● Short exercise
Each line of the material below that holds the word "name" needs to be copied.

● Record excerpts
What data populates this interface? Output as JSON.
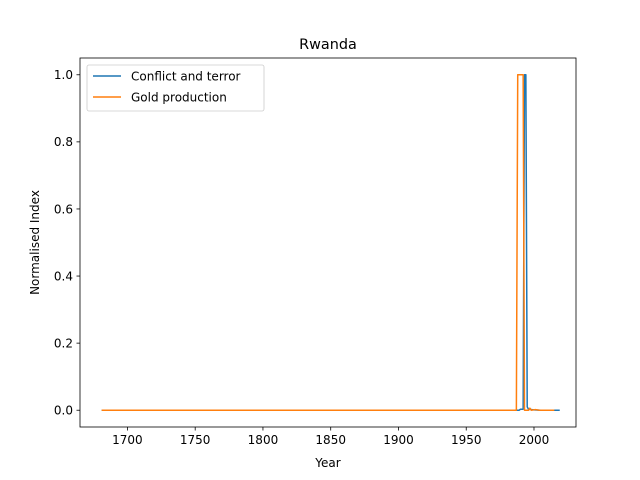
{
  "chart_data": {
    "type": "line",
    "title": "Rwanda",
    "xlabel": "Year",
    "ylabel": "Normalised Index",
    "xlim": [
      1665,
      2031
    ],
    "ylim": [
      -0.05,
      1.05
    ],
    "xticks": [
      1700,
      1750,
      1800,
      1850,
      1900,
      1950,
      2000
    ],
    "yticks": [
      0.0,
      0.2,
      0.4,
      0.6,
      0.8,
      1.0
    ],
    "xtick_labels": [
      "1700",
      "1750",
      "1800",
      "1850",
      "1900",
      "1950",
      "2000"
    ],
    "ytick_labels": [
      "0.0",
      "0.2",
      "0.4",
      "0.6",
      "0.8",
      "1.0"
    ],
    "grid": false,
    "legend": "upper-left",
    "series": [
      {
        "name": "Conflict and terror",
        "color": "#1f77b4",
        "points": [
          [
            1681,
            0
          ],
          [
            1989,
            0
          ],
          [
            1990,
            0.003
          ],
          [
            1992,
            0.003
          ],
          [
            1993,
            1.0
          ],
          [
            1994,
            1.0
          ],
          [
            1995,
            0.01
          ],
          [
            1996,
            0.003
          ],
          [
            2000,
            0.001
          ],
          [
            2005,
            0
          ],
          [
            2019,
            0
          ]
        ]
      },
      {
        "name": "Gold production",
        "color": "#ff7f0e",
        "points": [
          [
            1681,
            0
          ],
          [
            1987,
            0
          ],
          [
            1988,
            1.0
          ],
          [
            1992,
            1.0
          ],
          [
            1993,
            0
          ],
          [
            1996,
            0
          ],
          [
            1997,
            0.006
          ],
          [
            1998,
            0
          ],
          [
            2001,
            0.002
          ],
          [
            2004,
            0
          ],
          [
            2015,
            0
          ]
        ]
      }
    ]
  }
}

● Solution to this task
        "name": "Conflict and terror",
        "name": "Gold production",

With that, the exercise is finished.